====== Supplied records

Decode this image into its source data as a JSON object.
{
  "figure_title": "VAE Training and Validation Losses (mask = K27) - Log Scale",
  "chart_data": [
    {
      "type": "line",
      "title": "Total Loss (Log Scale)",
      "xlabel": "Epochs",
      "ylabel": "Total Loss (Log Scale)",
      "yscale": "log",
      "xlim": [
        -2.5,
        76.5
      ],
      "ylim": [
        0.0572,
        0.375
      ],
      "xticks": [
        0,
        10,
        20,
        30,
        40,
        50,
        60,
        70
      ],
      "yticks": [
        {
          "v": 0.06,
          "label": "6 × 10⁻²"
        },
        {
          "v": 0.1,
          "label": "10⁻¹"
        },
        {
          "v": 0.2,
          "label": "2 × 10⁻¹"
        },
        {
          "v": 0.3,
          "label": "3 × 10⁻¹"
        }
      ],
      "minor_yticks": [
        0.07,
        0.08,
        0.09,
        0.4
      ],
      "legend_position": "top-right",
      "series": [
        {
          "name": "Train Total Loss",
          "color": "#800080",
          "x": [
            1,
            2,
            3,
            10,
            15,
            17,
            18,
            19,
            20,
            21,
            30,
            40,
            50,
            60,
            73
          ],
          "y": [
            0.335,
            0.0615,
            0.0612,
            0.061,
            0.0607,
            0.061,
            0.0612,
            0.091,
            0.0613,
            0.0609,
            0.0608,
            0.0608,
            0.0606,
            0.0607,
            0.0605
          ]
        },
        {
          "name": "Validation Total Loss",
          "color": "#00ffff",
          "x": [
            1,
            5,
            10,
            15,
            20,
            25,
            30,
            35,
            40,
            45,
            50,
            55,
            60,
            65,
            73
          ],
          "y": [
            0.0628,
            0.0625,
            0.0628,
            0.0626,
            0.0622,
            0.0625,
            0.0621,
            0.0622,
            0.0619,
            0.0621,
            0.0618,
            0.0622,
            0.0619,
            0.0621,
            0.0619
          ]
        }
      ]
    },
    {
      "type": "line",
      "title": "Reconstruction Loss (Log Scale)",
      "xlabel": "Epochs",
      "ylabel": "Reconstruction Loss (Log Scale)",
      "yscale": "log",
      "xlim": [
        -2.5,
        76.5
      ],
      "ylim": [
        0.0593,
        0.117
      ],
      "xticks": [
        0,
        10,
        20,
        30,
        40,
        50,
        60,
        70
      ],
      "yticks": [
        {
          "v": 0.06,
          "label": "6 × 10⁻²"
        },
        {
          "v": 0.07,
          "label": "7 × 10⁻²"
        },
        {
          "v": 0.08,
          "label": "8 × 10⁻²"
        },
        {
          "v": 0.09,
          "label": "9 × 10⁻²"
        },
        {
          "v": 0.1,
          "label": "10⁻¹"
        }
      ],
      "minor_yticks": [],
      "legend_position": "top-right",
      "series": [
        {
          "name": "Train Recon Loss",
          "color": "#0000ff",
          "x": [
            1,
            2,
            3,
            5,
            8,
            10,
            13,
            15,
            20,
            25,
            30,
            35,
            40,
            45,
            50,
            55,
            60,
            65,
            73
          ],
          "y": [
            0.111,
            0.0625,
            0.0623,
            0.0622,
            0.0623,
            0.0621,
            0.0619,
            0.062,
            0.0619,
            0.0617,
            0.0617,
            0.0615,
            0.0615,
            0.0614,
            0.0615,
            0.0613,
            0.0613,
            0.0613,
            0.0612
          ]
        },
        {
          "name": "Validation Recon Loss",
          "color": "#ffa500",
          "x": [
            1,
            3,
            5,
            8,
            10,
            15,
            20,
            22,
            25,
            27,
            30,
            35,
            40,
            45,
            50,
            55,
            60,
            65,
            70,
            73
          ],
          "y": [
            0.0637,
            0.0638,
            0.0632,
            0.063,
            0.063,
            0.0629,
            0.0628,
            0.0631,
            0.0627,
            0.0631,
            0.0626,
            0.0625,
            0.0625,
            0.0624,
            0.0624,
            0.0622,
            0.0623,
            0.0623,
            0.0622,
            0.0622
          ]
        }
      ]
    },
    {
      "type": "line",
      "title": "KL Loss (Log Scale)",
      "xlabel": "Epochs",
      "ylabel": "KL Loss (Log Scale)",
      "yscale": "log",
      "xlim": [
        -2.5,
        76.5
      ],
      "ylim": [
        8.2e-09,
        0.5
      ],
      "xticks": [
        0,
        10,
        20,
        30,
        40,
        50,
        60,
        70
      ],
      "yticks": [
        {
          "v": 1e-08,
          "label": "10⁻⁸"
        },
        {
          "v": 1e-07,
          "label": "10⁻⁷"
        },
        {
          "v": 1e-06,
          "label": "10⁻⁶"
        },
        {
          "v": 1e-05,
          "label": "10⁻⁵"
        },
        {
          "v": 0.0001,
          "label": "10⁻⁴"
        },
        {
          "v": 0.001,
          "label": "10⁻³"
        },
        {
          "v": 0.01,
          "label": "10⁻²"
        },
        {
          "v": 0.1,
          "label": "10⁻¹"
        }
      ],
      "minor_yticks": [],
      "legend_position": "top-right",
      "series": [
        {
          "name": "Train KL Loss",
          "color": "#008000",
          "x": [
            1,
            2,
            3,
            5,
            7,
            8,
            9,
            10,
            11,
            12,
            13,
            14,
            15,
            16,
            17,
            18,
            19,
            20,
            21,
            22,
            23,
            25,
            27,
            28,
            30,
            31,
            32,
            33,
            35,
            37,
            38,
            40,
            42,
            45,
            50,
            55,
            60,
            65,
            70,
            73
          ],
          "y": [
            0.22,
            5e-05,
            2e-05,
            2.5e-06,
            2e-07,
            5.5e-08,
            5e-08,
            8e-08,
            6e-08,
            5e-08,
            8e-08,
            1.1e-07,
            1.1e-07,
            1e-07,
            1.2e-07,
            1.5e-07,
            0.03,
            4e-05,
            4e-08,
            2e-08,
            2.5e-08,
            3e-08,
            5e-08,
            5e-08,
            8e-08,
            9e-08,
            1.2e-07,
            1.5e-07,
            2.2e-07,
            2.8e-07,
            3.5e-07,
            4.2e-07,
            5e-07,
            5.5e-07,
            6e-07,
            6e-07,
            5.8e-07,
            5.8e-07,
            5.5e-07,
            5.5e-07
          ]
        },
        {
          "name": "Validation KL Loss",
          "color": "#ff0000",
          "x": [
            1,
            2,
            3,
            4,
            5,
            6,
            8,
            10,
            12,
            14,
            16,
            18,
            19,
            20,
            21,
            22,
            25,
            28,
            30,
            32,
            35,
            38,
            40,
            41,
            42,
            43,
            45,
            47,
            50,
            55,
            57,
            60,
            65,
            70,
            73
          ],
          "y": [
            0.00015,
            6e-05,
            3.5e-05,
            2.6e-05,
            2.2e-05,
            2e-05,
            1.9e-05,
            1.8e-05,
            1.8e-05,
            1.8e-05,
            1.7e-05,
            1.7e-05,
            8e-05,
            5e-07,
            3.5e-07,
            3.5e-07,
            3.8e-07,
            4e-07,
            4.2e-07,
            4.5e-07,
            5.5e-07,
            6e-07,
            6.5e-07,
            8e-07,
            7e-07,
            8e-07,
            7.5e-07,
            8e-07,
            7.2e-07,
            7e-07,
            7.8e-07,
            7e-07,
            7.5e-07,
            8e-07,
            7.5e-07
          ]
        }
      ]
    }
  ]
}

============

◆ **Objective**:
Go over the records above and tally each line that includes "Validation". Give the total by itself.

◆ **Solution to this task**:
4